- _TASK DESCRIPTION_
Scan the lines below for the word "Balance". Copy each line you find it in.

___ WORKING DATA

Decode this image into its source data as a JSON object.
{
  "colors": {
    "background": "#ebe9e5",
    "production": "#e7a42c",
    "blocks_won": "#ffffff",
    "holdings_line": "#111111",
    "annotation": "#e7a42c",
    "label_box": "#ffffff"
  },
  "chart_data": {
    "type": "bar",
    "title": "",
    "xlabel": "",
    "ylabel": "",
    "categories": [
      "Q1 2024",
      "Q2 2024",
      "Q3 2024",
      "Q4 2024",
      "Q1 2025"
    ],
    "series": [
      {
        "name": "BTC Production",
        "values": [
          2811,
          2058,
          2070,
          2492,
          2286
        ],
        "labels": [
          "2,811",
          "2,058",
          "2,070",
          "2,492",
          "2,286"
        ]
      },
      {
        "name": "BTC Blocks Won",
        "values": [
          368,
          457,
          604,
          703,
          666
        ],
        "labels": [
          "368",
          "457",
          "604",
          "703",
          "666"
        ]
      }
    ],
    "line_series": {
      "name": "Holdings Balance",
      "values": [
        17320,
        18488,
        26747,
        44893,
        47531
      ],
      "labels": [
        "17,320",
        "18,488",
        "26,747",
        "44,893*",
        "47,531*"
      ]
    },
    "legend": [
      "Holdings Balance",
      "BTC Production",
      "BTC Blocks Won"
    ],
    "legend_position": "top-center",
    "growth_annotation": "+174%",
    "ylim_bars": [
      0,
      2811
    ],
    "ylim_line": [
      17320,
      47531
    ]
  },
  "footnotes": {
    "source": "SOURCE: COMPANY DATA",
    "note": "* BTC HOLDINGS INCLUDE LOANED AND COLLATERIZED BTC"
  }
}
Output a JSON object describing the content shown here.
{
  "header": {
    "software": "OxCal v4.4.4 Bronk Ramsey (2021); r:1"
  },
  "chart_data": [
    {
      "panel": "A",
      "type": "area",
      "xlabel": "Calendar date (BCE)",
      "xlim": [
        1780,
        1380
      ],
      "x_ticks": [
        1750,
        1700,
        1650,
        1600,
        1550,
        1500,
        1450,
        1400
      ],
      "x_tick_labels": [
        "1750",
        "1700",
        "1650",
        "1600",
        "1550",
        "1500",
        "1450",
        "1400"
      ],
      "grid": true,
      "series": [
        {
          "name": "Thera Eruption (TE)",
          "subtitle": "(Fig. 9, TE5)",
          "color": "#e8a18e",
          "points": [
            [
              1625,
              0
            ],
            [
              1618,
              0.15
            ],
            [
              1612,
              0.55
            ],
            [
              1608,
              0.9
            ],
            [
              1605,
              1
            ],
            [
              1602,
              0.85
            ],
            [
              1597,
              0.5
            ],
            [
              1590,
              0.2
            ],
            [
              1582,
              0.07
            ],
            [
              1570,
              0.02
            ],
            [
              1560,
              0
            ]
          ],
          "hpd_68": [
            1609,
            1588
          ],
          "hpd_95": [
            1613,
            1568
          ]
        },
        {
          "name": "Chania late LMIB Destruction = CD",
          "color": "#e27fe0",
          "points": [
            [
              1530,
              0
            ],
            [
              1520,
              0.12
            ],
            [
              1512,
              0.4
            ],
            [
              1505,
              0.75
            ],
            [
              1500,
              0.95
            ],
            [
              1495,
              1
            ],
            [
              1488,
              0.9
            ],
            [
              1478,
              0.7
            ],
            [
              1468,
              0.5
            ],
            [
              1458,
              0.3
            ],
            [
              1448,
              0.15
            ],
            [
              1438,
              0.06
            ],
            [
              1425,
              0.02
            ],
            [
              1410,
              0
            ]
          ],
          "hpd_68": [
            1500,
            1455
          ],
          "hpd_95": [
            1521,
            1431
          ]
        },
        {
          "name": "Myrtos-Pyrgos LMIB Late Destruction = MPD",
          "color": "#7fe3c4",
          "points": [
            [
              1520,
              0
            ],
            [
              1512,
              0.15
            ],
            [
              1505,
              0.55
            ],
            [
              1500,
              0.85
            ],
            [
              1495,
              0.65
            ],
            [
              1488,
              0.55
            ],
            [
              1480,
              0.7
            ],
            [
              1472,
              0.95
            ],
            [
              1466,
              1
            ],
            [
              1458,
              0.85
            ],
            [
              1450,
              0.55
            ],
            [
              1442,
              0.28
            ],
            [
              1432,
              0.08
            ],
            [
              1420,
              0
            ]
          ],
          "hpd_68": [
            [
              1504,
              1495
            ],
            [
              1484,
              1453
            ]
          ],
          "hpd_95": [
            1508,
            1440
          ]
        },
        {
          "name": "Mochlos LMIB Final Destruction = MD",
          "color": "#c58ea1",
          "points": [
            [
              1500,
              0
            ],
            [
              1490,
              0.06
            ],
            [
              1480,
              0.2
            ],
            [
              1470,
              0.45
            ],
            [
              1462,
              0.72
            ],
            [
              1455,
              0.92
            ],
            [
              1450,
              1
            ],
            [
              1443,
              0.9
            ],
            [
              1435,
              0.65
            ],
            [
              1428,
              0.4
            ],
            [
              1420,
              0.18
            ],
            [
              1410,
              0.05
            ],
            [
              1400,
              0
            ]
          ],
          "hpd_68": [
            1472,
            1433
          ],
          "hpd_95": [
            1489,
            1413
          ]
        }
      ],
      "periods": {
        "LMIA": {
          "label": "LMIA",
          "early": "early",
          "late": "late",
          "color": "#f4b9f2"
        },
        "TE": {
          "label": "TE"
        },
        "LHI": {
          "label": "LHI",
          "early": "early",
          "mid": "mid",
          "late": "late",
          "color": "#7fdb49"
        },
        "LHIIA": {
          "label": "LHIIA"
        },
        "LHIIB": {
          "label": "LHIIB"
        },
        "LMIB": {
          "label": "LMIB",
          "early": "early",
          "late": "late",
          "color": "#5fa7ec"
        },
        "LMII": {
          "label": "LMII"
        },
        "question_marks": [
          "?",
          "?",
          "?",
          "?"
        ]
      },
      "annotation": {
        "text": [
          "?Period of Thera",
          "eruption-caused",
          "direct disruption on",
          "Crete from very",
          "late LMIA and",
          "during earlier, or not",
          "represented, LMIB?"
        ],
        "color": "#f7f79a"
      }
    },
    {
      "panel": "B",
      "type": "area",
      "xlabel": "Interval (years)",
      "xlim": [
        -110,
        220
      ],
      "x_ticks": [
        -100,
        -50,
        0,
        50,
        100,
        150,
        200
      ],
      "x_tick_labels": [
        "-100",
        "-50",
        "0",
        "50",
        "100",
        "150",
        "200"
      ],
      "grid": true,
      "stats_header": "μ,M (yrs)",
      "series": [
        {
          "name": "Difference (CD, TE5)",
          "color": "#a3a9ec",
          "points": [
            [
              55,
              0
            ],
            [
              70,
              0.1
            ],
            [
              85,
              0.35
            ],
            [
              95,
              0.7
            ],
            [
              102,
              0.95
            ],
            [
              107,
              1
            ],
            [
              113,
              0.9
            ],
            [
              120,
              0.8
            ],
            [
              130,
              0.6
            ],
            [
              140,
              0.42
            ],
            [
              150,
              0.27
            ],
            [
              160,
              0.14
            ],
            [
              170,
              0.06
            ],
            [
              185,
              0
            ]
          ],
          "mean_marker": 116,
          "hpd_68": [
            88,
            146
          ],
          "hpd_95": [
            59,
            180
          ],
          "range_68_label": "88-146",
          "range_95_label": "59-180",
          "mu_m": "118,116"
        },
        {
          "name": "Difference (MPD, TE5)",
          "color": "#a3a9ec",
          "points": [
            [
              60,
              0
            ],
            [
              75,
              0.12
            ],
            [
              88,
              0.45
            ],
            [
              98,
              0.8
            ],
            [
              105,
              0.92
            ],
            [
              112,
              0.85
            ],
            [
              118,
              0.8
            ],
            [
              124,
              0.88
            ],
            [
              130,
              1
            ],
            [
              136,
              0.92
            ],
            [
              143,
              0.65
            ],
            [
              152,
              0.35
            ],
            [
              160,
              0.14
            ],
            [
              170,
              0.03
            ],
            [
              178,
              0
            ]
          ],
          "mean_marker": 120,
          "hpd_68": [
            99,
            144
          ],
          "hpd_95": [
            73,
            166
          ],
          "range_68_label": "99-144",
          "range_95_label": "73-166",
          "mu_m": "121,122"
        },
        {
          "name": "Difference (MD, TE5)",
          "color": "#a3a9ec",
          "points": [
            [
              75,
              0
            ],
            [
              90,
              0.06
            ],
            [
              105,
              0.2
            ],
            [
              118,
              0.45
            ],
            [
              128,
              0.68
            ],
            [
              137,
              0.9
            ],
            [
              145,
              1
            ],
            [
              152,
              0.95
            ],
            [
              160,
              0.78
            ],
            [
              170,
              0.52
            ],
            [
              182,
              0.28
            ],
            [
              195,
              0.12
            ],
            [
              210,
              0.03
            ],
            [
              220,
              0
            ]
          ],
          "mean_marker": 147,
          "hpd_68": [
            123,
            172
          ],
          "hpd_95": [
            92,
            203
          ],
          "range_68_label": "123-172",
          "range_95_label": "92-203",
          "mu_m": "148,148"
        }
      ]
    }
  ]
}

______

- _TASK OUTPUT_
      "name": "Holdings Balance",
      "Holdings Balance",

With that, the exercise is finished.